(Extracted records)
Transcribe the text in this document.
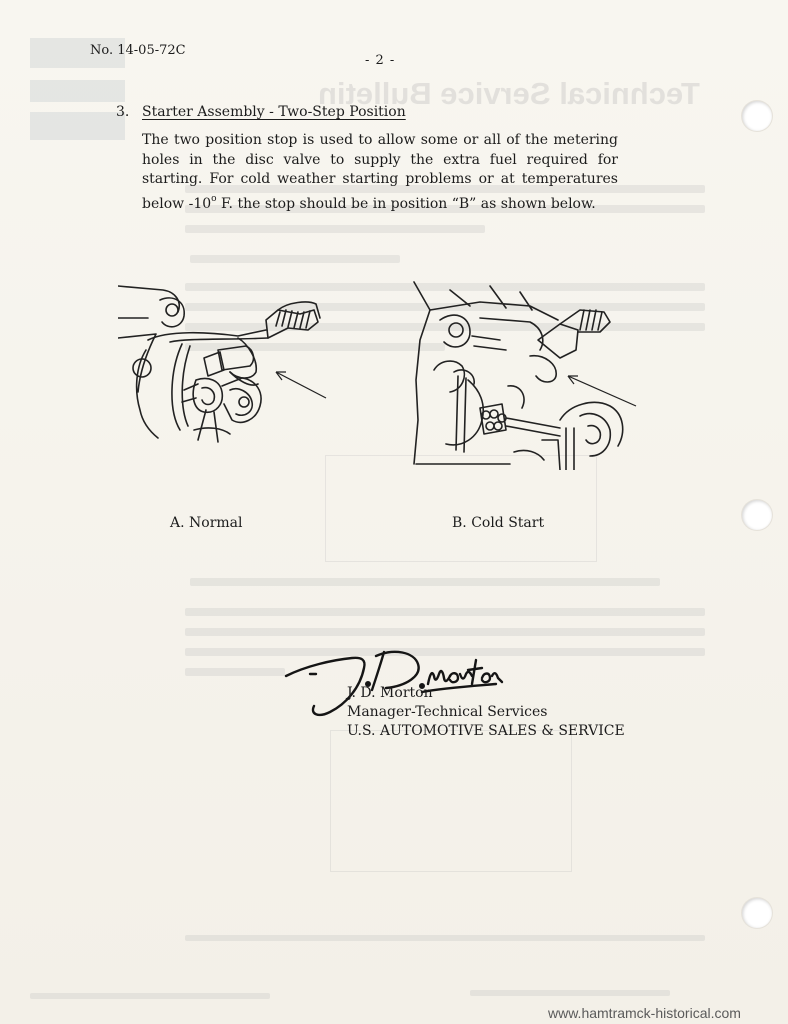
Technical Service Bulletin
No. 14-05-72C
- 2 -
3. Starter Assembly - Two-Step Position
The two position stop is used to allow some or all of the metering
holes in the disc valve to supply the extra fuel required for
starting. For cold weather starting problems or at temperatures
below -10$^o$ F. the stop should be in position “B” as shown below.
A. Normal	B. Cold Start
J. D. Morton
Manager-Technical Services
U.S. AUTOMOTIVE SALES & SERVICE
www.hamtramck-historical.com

* [DIRECTIVE]
Reproduce the entries above without change, omitting all pictures.

* [FULL OUTPUT]
Transcribe the text in this document.
Technical Service Bulletin
No. 14-05-72C
- 2 -
3. Starter Assembly - Two-Step Position
The two position stop is used to allow some or all of the metering
holes in the disc valve to supply the extra fuel required for
starting. For cold weather starting problems or at temperatures
below -10$^o$ F. the stop should be in position “B” as shown below.
A. Normal	B. Cold Start
J. D. Morton
Manager-Technical Services
U.S. AUTOMOTIVE SALES & SERVICE
www.hamtramck-historical.com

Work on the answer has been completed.